▶ **Given request**: Print the whole listing exactly.

▶ **Materials provided**:
________________________
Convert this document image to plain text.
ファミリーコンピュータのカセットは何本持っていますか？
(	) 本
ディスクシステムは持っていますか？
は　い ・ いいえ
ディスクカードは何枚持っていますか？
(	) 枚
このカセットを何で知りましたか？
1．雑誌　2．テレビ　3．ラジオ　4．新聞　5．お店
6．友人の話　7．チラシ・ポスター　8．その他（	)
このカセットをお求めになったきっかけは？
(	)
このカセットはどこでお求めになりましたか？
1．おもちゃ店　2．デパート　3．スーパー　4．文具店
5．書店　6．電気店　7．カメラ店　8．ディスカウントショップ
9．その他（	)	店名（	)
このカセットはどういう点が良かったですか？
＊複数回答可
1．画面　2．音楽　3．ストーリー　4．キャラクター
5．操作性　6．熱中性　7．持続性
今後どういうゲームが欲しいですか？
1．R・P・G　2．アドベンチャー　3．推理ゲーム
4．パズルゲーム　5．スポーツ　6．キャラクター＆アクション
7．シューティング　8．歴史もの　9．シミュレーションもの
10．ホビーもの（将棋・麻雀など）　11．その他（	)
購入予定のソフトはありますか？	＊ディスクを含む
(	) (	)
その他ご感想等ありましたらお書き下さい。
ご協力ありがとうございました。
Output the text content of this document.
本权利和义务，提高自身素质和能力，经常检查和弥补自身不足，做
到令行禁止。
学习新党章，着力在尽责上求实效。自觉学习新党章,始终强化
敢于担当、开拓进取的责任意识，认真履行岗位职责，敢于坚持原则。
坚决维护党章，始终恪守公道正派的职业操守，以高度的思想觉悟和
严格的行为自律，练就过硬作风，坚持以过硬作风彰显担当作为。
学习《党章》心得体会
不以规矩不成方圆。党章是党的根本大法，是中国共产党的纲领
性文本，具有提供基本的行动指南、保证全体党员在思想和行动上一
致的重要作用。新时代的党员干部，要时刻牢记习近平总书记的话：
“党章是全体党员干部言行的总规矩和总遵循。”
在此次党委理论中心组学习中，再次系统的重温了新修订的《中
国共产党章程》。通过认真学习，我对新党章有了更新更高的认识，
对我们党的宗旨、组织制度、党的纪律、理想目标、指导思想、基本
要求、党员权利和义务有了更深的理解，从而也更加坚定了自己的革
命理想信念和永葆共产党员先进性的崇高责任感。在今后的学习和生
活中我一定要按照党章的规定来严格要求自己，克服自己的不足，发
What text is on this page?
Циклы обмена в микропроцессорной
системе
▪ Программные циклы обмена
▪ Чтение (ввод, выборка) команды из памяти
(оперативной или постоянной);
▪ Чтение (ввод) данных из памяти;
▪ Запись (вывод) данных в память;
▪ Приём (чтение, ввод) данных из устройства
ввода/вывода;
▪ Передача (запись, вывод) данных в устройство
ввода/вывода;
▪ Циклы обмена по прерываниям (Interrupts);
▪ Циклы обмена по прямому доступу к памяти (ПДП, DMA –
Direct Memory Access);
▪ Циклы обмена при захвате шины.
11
________________________
▶ **Correct result**:
Convert this document image to plain text.
ファミリーコンピュータのカセットは何本持っていますか？
(	) 本
ディスクシステムは持っていますか？
は　い ・ いいえ
ディスクカードは何枚持っていますか？
(	) 枚
このカセットを何で知りましたか？
1．雑誌　2．テレビ　3．ラジオ　4．新聞　5．お店
6．友人の話　7．チラシ・ポスター　8．その他（	)
このカセットをお求めになったきっかけは？
(	)
このカセットはどこでお求めになりましたか？
1．おもちゃ店　2．デパート　3．スーパー　4．文具店
5．書店　6．電気店　7．カメラ店　8．ディスカウントショップ
9．その他（	)	店名（	)
このカセットはどういう点が良かったですか？
＊複数回答可
1．画面　2．音楽　3．ストーリー　4．キャラクター
5．操作性　6．熱中性　7．持続性
今後どういうゲームが欲しいですか？
1．R・P・G　2．アドベンチャー　3．推理ゲーム
4．パズルゲーム　5．スポーツ　6．キャラクター＆アクション
7．シューティング　8．歴史もの　9．シミュレーションもの
10．ホビーもの（将棋・麻雀など）　11．その他（	)
購入予定のソフトはありますか？	＊ディスクを含む
(	) (	)
その他ご感想等ありましたらお書き下さい。
ご協力ありがとうございました。
Output the text content of this document.
本权利和义务，提高自身素质和能力，经常检查和弥补自身不足，做
到令行禁止。
学习新党章，着力在尽责上求实效。自觉学习新党章,始终强化
敢于担当、开拓进取的责任意识，认真履行岗位职责，敢于坚持原则。
坚决维护党章，始终恪守公道正派的职业操守，以高度的思想觉悟和
严格的行为自律，练就过硬作风，坚持以过硬作风彰显担当作为。
学习《党章》心得体会
不以规矩不成方圆。党章是党的根本大法，是中国共产党的纲领
性文本，具有提供基本的行动指南、保证全体党员在思想和行动上一
致的重要作用。新时代的党员干部，要时刻牢记习近平总书记的话：
“党章是全体党员干部言行的总规矩和总遵循。”
在此次党委理论中心组学习中，再次系统的重温了新修订的《中
国共产党章程》。通过认真学习，我对新党章有了更新更高的认识，
对我们党的宗旨、组织制度、党的纪律、理想目标、指导思想、基本
要求、党员权利和义务有了更深的理解，从而也更加坚定了自己的革
命理想信念和永葆共产党员先进性的崇高责任感。在今后的学习和生
活中我一定要按照党章的规定来严格要求自己，克服自己的不足，发
What text is on this page?
Циклы обмена в микропроцессорной
системе
▪ Программные циклы обмена
▪ Чтение (ввод, выборка) команды из памяти
(оперативной или постоянной);
▪ Чтение (ввод) данных из памяти;
▪ Запись (вывод) данных в память;
▪ Приём (чтение, ввод) данных из устройства
ввода/вывода;
▪ Передача (запись, вывод) данных в устройство
ввода/вывода;
▪ Циклы обмена по прерываниям (Interrupts);
▪ Циклы обмена по прямому доступу к памяти (ПДП, DMA –
Direct Memory Access);
▪ Циклы обмена при захвате шины.
11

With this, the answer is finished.